Recorded information
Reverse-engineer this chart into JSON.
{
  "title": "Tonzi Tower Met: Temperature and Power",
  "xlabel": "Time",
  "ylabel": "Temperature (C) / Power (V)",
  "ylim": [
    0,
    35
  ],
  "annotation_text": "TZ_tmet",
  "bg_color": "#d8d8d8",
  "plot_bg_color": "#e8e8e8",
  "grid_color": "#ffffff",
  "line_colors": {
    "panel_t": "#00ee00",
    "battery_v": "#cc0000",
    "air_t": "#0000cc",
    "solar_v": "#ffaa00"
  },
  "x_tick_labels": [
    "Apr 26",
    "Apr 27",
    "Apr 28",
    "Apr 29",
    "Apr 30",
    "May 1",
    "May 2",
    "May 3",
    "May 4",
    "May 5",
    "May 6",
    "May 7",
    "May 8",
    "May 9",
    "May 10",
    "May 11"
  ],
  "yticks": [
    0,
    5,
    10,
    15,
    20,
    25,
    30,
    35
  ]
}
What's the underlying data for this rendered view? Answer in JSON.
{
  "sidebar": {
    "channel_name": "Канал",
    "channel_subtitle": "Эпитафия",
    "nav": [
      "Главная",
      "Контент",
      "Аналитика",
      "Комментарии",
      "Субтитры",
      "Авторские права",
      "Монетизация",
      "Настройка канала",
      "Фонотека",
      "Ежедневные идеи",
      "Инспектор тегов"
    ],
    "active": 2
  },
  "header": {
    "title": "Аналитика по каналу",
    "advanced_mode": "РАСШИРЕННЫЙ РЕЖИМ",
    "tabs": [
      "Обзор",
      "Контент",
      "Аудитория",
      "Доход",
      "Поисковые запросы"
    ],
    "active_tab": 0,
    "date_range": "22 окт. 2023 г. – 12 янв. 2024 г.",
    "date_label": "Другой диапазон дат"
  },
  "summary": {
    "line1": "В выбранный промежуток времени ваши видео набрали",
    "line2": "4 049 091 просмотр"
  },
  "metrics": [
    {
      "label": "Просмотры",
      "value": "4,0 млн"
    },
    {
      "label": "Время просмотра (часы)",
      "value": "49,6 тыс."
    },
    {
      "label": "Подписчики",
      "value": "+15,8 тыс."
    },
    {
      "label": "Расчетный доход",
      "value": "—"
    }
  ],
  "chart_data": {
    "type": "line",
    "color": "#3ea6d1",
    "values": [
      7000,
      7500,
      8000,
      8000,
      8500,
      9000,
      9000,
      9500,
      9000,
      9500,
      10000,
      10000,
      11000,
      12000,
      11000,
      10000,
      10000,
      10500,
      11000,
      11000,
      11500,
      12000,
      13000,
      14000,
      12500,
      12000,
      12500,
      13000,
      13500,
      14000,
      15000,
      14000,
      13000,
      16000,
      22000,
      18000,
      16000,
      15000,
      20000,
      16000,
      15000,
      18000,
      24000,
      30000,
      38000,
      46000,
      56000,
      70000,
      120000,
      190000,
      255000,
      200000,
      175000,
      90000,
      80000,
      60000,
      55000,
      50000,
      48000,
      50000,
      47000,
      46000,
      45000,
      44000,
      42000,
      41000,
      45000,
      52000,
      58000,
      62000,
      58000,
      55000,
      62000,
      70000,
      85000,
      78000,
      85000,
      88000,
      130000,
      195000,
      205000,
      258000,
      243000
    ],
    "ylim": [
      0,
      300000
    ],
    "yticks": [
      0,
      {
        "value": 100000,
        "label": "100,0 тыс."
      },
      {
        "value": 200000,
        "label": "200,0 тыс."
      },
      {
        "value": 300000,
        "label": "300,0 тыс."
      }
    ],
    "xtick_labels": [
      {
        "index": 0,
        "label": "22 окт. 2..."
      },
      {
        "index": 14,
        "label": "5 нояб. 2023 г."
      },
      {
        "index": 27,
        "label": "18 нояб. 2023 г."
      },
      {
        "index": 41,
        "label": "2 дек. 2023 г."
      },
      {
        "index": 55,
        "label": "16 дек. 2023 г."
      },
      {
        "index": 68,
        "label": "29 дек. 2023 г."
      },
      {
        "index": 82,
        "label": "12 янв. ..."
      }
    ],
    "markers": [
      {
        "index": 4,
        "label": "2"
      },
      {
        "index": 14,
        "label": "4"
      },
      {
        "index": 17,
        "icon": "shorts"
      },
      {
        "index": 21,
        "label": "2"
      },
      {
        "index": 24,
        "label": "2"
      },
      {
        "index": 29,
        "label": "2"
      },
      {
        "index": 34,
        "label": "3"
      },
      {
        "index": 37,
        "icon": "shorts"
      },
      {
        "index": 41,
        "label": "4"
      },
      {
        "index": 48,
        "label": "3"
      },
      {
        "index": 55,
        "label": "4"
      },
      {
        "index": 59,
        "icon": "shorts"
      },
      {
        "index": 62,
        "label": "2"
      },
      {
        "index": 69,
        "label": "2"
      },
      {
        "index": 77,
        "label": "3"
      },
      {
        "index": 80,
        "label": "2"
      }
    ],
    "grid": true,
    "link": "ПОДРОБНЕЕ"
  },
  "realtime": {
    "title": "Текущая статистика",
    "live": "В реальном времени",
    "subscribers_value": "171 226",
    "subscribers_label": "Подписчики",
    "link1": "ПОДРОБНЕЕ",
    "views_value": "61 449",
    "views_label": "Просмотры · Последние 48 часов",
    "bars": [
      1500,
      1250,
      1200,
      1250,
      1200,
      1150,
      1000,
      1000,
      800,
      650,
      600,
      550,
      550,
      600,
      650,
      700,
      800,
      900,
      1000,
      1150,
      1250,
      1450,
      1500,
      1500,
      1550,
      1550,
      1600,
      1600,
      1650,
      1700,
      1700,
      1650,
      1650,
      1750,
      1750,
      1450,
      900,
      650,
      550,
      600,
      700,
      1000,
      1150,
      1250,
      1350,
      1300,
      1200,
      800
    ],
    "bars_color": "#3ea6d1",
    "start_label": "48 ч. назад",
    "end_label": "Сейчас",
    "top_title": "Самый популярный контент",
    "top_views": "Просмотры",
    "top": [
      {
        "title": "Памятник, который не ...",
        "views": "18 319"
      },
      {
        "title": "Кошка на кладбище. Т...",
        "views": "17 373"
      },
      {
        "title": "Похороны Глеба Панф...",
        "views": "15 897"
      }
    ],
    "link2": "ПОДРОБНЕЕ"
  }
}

Instructions to follow
Quote the data above in full, changing nothing.

Complete output
Reverse-engineer this chart into JSON.
{
  "title": "Tonzi Tower Met: Temperature and Power",
  "xlabel": "Time",
  "ylabel": "Temperature (C) / Power (V)",
  "ylim": [
    0,
    35
  ],
  "annotation_text": "TZ_tmet",
  "bg_color": "#d8d8d8",
  "plot_bg_color": "#e8e8e8",
  "grid_color": "#ffffff",
  "line_colors": {
    "panel_t": "#00ee00",
    "battery_v": "#cc0000",
    "air_t": "#0000cc",
    "solar_v": "#ffaa00"
  },
  "x_tick_labels": [
    "Apr 26",
    "Apr 27",
    "Apr 28",
    "Apr 29",
    "Apr 30",
    "May 1",
    "May 2",
    "May 3",
    "May 4",
    "May 5",
    "May 6",
    "May 7",
    "May 8",
    "May 9",
    "May 10",
    "May 11"
  ],
  "yticks": [
    0,
    5,
    10,
    15,
    20,
    25,
    30,
    35
  ]
}
What's the underlying data for this rendered view? Answer in JSON.
{
  "sidebar": {
    "channel_name": "Канал",
    "channel_subtitle": "Эпитафия",
    "nav": [
      "Главная",
      "Контент",
      "Аналитика",
      "Комментарии",
      "Субтитры",
      "Авторские права",
      "Монетизация",
      "Настройка канала",
      "Фонотека",
      "Ежедневные идеи",
      "Инспектор тегов"
    ],
    "active": 2
  },
  "header": {
    "title": "Аналитика по каналу",
    "advanced_mode": "РАСШИРЕННЫЙ РЕЖИМ",
    "tabs": [
      "Обзор",
      "Контент",
      "Аудитория",
      "Доход",
      "Поисковые запросы"
    ],
    "active_tab": 0,
    "date_range": "22 окт. 2023 г. – 12 янв. 2024 г.",
    "date_label": "Другой диапазон дат"
  },
  "summary": {
    "line1": "В выбранный промежуток времени ваши видео набрали",
    "line2": "4 049 091 просмотр"
  },
  "metrics": [
    {
      "label": "Просмотры",
      "value": "4,0 млн"
    },
    {
      "label": "Время просмотра (часы)",
      "value": "49,6 тыс."
    },
    {
      "label": "Подписчики",
      "value": "+15,8 тыс."
    },
    {
      "label": "Расчетный доход",
      "value": "—"
    }
  ],
  "chart_data": {
    "type": "line",
    "color": "#3ea6d1",
    "values": [
      7000,
      7500,
      8000,
      8000,
      8500,
      9000,
      9000,
      9500,
      9000,
      9500,
      10000,
      10000,
      11000,
      12000,
      11000,
      10000,
      10000,
      10500,
      11000,
      11000,
      11500,
      12000,
      13000,
      14000,
      12500,
      12000,
      12500,
      13000,
      13500,
      14000,
      15000,
      14000,
      13000,
      16000,
      22000,
      18000,
      16000,
      15000,
      20000,
      16000,
      15000,
      18000,
      24000,
      30000,
      38000,
      46000,
      56000,
      70000,
      120000,
      190000,
      255000,
      200000,
      175000,
      90000,
      80000,
      60000,
      55000,
      50000,
      48000,
      50000,
      47000,
      46000,
      45000,
      44000,
      42000,
      41000,
      45000,
      52000,
      58000,
      62000,
      58000,
      55000,
      62000,
      70000,
      85000,
      78000,
      85000,
      88000,
      130000,
      195000,
      205000,
      258000,
      243000
    ],
    "ylim": [
      0,
      300000
    ],
    "yticks": [
      0,
      {
        "value": 100000,
        "label": "100,0 тыс."
      },
      {
        "value": 200000,
        "label": "200,0 тыс."
      },
      {
        "value": 300000,
        "label": "300,0 тыс."
      }
    ],
    "xtick_labels": [
      {
        "index": 0,
        "label": "22 окт. 2..."
      },
      {
        "index": 14,
        "label": "5 нояб. 2023 г."
      },
      {
        "index": 27,
        "label": "18 нояб. 2023 г."
      },
      {
        "index": 41,
        "label": "2 дек. 2023 г."
      },
      {
        "index": 55,
        "label": "16 дек. 2023 г."
      },
      {
        "index": 68,
        "label": "29 дек. 2023 г."
      },
      {
        "index": 82,
        "label": "12 янв. ..."
      }
    ],
    "markers": [
      {
        "index": 4,
        "label": "2"
      },
      {
        "index": 14,
        "label": "4"
      },
      {
        "index": 17,
        "icon": "shorts"
      },
      {
        "index": 21,
        "label": "2"
      },
      {
        "index": 24,
        "label": "2"
      },
      {
        "index": 29,
        "label": "2"
      },
      {
        "index": 34,
        "label": "3"
      },
      {
        "index": 37,
        "icon": "shorts"
      },
      {
        "index": 41,
        "label": "4"
      },
      {
        "index": 48,
        "label": "3"
      },
      {
        "index": 55,
        "label": "4"
      },
      {
        "index": 59,
        "icon": "shorts"
      },
      {
        "index": 62,
        "label": "2"
      },
      {
        "index": 69,
        "label": "2"
      },
      {
        "index": 77,
        "label": "3"
      },
      {
        "index": 80,
        "label": "2"
      }
    ],
    "grid": true,
    "link": "ПОДРОБНЕЕ"
  },
  "realtime": {
    "title": "Текущая статистика",
    "live": "В реальном времени",
    "subscribers_value": "171 226",
    "subscribers_label": "Подписчики",
    "link1": "ПОДРОБНЕЕ",
    "views_value": "61 449",
    "views_label": "Просмотры · Последние 48 часов",
    "bars": [
      1500,
      1250,
      1200,
      1250,
      1200,
      1150,
      1000,
      1000,
      800,
      650,
      600,
      550,
      550,
      600,
      650,
      700,
      800,
      900,
      1000,
      1150,
      1250,
      1450,
      1500,
      1500,
      1550,
      1550,
      1600,
      1600,
      1650,
      1700,
      1700,
      1650,
      1650,
      1750,
      1750,
      1450,
      900,
      650,
      550,
      600,
      700,
      1000,
      1150,
      1250,
      1350,
      1300,
      1200,
      800
    ],
    "bars_color": "#3ea6d1",
    "start_label": "48 ч. назад",
    "end_label": "Сейчас",
    "top_title": "Самый популярный контент",
    "top_views": "Просмотры",
    "top": [
      {
        "title": "Памятник, который не ...",
        "views": "18 319"
      },
      {
        "title": "Кошка на кладбище. Т...",
        "views": "17 373"
      },
      {
        "title": "Похороны Глеба Панф...",
        "views": "15 897"
      }
    ],
    "link2": "ПОДРОБНЕЕ"
  }
}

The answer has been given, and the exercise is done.